Your reply should be one number: the count of lines holding the word "flexible".

- MATERIAL SHOWN -
-- start --

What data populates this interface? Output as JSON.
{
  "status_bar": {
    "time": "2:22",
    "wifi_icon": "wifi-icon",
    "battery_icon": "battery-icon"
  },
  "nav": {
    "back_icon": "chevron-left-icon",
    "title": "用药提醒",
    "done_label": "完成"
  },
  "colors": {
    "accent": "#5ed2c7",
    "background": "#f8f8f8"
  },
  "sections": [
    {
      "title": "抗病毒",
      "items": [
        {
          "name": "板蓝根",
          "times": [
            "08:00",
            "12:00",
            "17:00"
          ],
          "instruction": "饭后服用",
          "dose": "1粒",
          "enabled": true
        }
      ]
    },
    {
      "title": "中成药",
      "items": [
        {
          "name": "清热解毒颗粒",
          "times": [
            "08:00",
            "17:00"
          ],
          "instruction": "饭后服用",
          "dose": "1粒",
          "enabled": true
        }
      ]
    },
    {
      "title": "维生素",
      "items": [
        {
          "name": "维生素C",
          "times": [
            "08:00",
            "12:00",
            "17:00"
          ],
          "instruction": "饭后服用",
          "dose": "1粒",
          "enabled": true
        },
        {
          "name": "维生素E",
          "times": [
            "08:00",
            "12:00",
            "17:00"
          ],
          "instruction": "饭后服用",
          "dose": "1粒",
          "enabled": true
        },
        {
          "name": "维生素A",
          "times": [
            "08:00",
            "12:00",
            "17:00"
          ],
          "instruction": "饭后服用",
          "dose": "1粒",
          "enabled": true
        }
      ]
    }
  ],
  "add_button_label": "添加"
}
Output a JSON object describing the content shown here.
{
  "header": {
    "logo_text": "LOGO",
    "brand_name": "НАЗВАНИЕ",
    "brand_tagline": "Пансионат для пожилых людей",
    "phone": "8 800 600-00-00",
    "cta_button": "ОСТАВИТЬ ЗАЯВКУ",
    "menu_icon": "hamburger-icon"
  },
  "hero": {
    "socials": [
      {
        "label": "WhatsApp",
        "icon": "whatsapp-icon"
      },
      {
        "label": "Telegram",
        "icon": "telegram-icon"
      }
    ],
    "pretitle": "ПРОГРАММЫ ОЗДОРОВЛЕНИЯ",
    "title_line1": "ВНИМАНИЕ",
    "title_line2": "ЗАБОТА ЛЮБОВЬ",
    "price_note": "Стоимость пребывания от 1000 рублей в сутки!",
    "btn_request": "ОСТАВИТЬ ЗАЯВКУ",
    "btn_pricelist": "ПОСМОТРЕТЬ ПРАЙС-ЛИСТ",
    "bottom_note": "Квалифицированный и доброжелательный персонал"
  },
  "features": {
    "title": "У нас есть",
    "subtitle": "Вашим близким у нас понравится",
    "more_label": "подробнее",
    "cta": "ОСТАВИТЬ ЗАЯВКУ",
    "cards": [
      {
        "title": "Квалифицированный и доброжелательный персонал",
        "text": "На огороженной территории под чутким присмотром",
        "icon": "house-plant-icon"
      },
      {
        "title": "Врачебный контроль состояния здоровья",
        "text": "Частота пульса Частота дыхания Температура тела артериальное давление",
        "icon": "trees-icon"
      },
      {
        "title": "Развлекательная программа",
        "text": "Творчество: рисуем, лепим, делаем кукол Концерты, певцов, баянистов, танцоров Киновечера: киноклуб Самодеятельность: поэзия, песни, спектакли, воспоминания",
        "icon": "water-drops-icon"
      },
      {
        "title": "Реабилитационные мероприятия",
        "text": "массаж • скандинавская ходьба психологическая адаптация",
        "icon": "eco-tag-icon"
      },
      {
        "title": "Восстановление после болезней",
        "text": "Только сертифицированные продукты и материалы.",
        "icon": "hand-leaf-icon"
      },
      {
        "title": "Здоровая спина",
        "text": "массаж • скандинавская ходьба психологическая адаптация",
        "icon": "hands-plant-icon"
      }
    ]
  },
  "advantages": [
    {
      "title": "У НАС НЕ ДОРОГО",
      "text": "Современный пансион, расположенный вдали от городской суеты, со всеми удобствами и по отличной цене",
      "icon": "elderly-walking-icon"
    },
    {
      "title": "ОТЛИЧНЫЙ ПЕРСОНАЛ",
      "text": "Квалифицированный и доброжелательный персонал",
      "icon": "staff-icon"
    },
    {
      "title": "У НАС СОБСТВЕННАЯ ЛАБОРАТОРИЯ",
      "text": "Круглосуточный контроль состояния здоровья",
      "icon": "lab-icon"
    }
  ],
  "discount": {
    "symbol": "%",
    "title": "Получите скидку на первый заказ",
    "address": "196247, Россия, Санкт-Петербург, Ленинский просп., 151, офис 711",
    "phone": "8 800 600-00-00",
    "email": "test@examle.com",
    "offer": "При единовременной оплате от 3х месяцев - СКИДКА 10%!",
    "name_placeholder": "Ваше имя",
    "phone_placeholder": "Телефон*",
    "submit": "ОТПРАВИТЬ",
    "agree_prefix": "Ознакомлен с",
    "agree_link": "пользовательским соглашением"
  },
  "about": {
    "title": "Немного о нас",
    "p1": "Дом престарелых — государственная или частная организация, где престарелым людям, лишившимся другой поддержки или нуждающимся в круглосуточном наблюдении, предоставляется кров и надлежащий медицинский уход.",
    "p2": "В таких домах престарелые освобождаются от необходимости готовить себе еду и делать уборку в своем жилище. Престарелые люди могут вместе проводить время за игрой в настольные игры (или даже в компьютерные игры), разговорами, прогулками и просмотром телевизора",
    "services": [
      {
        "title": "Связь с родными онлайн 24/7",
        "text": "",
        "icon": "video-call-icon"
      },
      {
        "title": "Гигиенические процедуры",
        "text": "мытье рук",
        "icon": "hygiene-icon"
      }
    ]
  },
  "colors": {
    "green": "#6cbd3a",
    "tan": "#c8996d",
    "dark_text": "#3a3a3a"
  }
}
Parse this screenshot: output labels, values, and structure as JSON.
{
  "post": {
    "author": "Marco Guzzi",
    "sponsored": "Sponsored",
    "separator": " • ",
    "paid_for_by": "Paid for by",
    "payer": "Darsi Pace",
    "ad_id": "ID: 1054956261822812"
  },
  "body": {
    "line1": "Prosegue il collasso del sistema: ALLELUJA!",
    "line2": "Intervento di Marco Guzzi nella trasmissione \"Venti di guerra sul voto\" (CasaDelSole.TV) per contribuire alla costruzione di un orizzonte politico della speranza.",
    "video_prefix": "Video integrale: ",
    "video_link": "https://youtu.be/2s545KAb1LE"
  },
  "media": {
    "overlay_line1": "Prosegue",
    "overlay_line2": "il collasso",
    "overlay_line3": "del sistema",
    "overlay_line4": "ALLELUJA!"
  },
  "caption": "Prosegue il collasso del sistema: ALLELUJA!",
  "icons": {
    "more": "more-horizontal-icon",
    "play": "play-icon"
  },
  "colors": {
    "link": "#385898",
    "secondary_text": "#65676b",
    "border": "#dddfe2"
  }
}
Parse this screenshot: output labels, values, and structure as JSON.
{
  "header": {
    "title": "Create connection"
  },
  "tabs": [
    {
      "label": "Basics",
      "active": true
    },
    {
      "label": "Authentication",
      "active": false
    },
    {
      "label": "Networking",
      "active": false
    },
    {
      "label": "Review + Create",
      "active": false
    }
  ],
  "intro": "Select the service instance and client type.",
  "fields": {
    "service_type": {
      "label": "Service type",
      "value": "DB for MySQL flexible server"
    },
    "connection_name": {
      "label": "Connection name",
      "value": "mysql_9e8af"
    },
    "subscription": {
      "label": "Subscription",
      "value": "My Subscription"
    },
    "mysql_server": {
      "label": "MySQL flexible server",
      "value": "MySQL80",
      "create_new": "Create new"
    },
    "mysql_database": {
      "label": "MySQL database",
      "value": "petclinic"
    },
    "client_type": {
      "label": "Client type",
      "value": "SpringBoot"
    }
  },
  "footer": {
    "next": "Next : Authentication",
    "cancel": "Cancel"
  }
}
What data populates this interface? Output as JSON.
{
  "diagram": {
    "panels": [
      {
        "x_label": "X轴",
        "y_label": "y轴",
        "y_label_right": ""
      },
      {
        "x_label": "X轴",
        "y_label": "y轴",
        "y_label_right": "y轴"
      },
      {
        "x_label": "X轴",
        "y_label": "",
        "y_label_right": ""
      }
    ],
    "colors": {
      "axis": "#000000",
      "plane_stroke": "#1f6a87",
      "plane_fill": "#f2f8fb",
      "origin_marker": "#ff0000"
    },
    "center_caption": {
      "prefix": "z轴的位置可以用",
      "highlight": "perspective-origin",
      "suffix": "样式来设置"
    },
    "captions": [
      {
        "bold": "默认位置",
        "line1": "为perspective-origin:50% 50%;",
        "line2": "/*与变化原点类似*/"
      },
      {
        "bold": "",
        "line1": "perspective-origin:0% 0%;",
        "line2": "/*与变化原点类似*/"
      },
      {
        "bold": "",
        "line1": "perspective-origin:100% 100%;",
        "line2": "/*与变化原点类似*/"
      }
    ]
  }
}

-- end --

- ANSWER TO THE EXERCISE -
2